** Brief **
Copy out the data below as written; omit any images.

start Records shown

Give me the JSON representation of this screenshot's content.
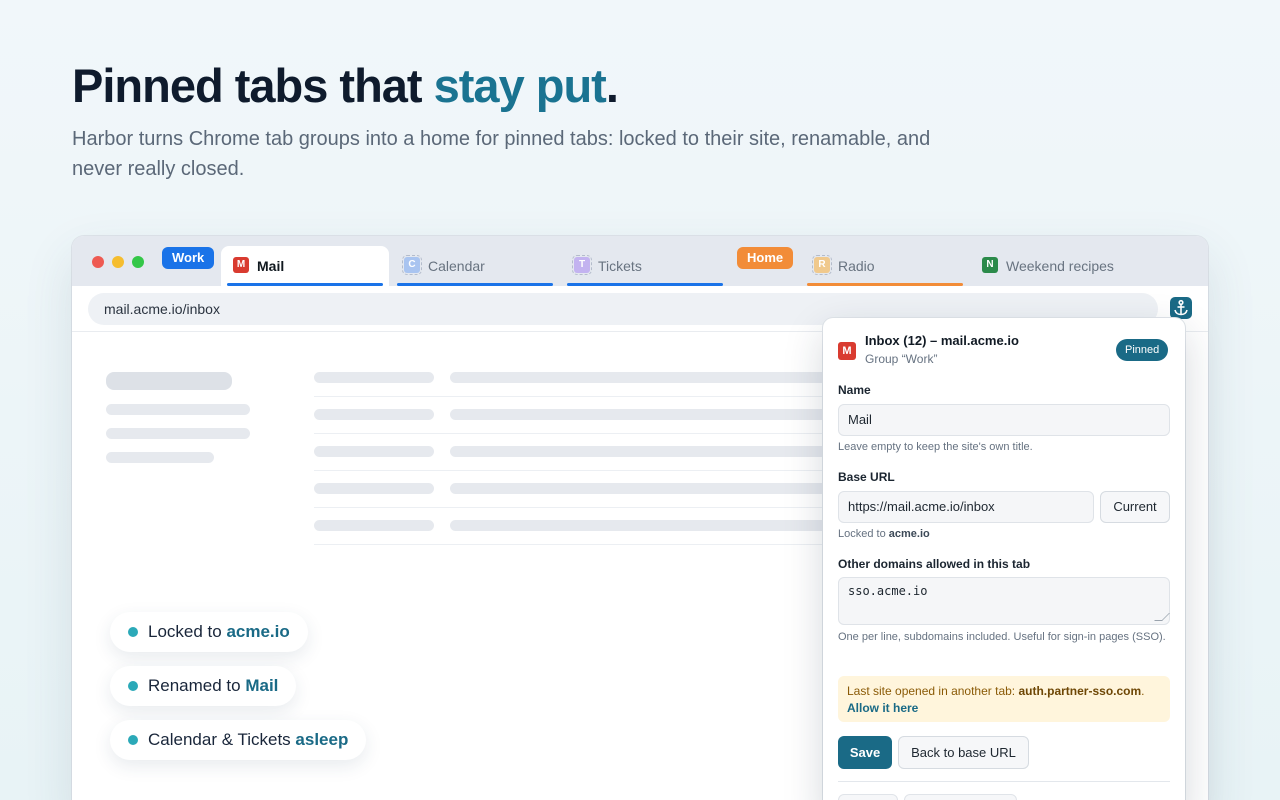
{
  "hero": {
    "title_start": "Pinned tabs that ",
    "title_accent": "stay put",
    "title_end": ".",
    "subtitle": "Harbor turns Chrome tab groups into a home for pinned tabs: locked to their site, renamable, and never really closed."
  },
  "colors": {
    "accent": "#1a7391",
    "work_group": "#1a73e8",
    "home_group": "#f28c38"
  },
  "tabstrip": {
    "groups": [
      {
        "label": "Work",
        "color": "#1a73e8"
      },
      {
        "label": "Home",
        "color": "#f28c38"
      }
    ],
    "tabs": [
      {
        "favicon": "M",
        "label": "Mail",
        "active": true
      },
      {
        "favicon": "C",
        "label": "Calendar",
        "asleep": true
      },
      {
        "favicon": "T",
        "label": "Tickets",
        "asleep": true
      },
      {
        "favicon": "R",
        "label": "Radio",
        "asleep": true
      },
      {
        "favicon": "N",
        "label": "Weekend recipes"
      }
    ]
  },
  "toolbar": {
    "url": "mail.acme.io/inbox",
    "extension_icon": "anchor-icon"
  },
  "features": [
    {
      "text": "Locked to ",
      "highlight": "acme.io"
    },
    {
      "text": "Renamed to ",
      "highlight": "Mail"
    },
    {
      "text": "Calendar & Tickets ",
      "highlight": "asleep"
    }
  ],
  "popup": {
    "favicon": "M",
    "title": "Inbox (12) – mail.acme.io",
    "group": "Group “Work”",
    "badge": "Pinned",
    "name_label": "Name",
    "name_value": "Mail",
    "name_help": "Leave empty to keep the site's own title.",
    "base_url_label": "Base URL",
    "base_url_value": "https://mail.acme.io/inbox",
    "current_button": "Current",
    "locked_prefix": "Locked to ",
    "locked_domain": "acme.io",
    "other_domains_label": "Other domains allowed in this tab",
    "other_domains_value": "sso.acme.io",
    "other_domains_help": "One per line, subdomains included. Useful for sign-in pages (SSO).",
    "warning_prefix": "Last site opened in another tab: ",
    "warning_domain": "auth.partner-sso.com",
    "warning_sep": ". ",
    "warning_link": "Allow it here",
    "save_button": "Save",
    "back_button": "Back to base URL"
  }
}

end Records shown

** Solution **
Give me the JSON representation of this screenshot's content.
{
  "hero": {
    "title_start": "Pinned tabs that ",
    "title_accent": "stay put",
    "title_end": ".",
    "subtitle": "Harbor turns Chrome tab groups into a home for pinned tabs: locked to their site, renamable, and never really closed."
  },
  "colors": {
    "accent": "#1a7391",
    "work_group": "#1a73e8",
    "home_group": "#f28c38"
  },
  "tabstrip": {
    "groups": [
      {
        "label": "Work",
        "color": "#1a73e8"
      },
      {
        "label": "Home",
        "color": "#f28c38"
      }
    ],
    "tabs": [
      {
        "favicon": "M",
        "label": "Mail",
        "active": true
      },
      {
        "favicon": "C",
        "label": "Calendar",
        "asleep": true
      },
      {
        "favicon": "T",
        "label": "Tickets",
        "asleep": true
      },
      {
        "favicon": "R",
        "label": "Radio",
        "asleep": true
      },
      {
        "favicon": "N",
        "label": "Weekend recipes"
      }
    ]
  },
  "toolbar": {
    "url": "mail.acme.io/inbox",
    "extension_icon": "anchor-icon"
  },
  "features": [
    {
      "text": "Locked to ",
      "highlight": "acme.io"
    },
    {
      "text": "Renamed to ",
      "highlight": "Mail"
    },
    {
      "text": "Calendar & Tickets ",
      "highlight": "asleep"
    }
  ],
  "popup": {
    "favicon": "M",
    "title": "Inbox (12) – mail.acme.io",
    "group": "Group “Work”",
    "badge": "Pinned",
    "name_label": "Name",
    "name_value": "Mail",
    "name_help": "Leave empty to keep the site's own title.",
    "base_url_label": "Base URL",
    "base_url_value": "https://mail.acme.io/inbox",
    "current_button": "Current",
    "locked_prefix": "Locked to ",
    "locked_domain": "acme.io",
    "other_domains_label": "Other domains allowed in this tab",
    "other_domains_value": "sso.acme.io",
    "other_domains_help": "One per line, subdomains included. Useful for sign-in pages (SSO).",
    "warning_prefix": "Last site opened in another tab: ",
    "warning_domain": "auth.partner-sso.com",
    "warning_sep": ". ",
    "warning_link": "Allow it here",
    "save_button": "Save",
    "back_button": "Back to base URL"
  }
}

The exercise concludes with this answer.